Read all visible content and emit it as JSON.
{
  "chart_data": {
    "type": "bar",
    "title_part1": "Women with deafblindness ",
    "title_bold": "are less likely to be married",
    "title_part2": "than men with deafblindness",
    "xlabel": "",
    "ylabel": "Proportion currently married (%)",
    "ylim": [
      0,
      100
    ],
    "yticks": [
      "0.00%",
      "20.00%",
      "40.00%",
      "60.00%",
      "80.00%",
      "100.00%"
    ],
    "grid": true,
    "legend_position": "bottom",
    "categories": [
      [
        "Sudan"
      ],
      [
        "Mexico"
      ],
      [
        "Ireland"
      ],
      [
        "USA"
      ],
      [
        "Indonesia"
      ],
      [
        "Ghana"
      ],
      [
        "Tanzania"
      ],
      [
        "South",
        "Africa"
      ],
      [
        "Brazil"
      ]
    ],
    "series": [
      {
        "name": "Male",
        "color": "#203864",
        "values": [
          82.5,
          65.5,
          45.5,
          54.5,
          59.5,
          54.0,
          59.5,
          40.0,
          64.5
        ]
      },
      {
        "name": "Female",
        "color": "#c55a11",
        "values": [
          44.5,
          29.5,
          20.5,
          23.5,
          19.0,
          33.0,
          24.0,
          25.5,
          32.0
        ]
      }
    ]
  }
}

*-*-*

Determine how many lines include the word "deafblindness" and report that number by itself.

2